- SUPPLIED DATA:
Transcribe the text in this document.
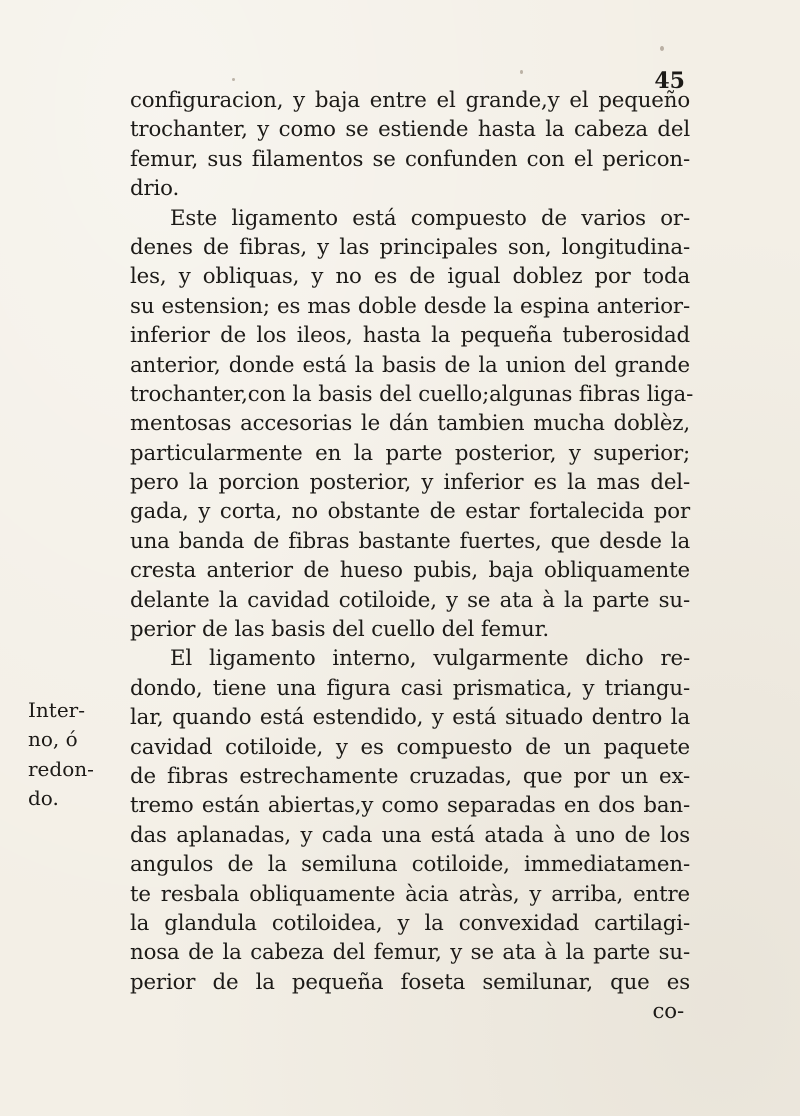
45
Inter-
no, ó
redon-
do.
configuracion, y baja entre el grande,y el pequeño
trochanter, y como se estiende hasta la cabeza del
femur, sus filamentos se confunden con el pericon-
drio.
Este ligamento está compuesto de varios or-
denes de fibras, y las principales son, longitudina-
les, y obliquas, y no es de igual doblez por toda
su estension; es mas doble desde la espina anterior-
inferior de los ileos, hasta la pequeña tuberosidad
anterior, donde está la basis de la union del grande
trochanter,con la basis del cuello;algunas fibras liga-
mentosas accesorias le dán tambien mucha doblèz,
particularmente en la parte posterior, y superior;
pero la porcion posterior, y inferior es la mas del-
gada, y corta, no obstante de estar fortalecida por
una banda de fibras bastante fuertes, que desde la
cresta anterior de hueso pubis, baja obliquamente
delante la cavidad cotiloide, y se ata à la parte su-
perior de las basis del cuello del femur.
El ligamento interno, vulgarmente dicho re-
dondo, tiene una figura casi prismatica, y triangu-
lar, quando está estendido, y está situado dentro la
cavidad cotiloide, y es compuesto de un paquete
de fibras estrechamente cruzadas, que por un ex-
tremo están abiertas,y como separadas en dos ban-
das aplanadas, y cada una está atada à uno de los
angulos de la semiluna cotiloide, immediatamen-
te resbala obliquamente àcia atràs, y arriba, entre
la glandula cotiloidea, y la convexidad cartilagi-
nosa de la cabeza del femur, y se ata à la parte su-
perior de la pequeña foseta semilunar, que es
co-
...
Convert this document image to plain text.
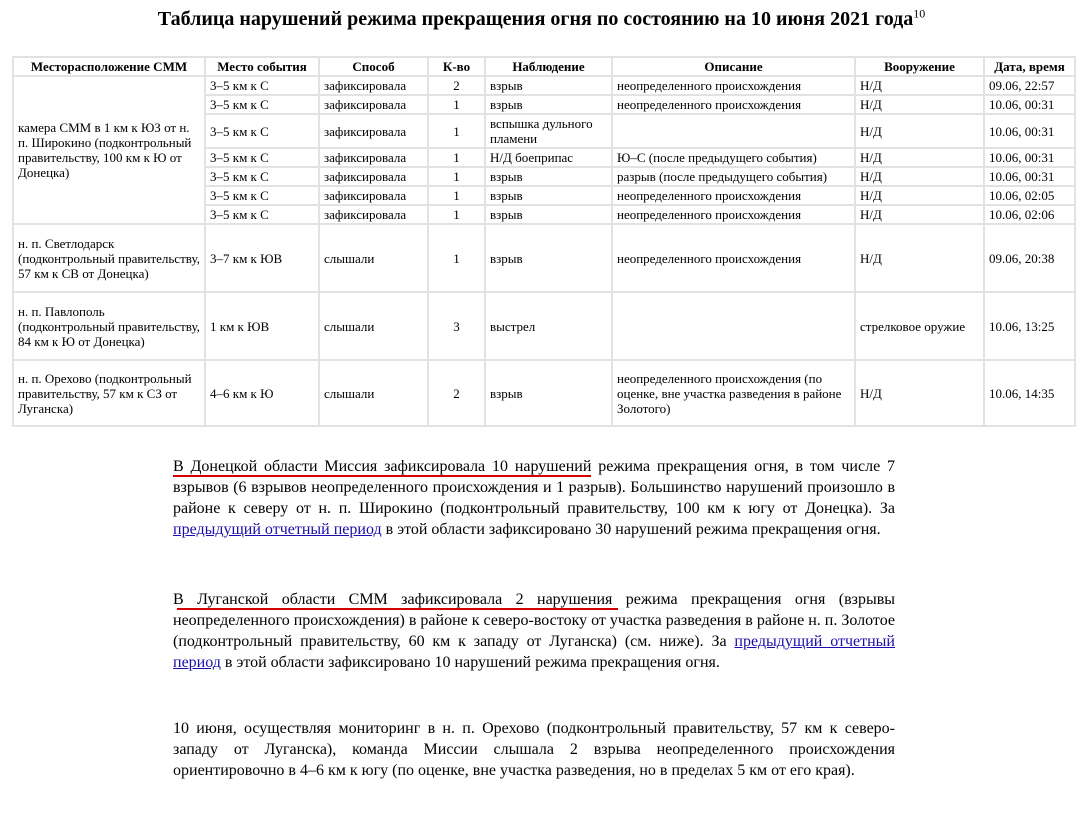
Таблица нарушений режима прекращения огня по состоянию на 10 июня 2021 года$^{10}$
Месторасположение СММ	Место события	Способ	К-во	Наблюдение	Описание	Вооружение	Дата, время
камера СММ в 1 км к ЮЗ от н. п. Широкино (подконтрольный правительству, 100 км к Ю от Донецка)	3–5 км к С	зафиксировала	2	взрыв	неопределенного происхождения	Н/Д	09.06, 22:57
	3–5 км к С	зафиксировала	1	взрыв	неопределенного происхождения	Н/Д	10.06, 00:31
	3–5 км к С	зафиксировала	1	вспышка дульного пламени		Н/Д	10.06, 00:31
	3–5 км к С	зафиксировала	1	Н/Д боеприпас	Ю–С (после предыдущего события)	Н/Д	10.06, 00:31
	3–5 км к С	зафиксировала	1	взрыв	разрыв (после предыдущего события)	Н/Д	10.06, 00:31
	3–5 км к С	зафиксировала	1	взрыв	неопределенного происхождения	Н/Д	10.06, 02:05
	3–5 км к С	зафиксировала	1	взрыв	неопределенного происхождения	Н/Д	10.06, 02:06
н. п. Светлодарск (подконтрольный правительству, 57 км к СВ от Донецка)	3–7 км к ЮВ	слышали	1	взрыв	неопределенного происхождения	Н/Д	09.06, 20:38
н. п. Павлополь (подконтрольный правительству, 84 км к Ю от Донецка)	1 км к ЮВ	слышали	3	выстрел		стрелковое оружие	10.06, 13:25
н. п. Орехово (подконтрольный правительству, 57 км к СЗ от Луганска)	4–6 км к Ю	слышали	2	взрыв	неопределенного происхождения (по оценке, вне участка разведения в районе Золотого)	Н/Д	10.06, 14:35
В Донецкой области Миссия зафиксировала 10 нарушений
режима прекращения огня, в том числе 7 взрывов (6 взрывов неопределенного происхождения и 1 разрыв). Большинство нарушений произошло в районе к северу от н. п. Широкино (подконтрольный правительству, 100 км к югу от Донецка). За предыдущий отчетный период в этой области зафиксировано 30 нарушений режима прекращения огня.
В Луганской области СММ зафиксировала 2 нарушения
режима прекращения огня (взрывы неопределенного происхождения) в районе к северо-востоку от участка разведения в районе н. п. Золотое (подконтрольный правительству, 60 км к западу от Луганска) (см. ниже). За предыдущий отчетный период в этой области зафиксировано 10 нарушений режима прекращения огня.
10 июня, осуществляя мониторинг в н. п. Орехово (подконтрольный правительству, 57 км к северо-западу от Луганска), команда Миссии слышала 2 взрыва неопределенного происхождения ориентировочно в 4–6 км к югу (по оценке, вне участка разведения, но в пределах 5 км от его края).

- PROMPT:
Gather all lines where the word "trochanter" appears.

- ANSWER IN FULL:
trochanter, y como se estiende hasta la cabeza del
trochanter,con la basis del cuello;algunas fibras liga-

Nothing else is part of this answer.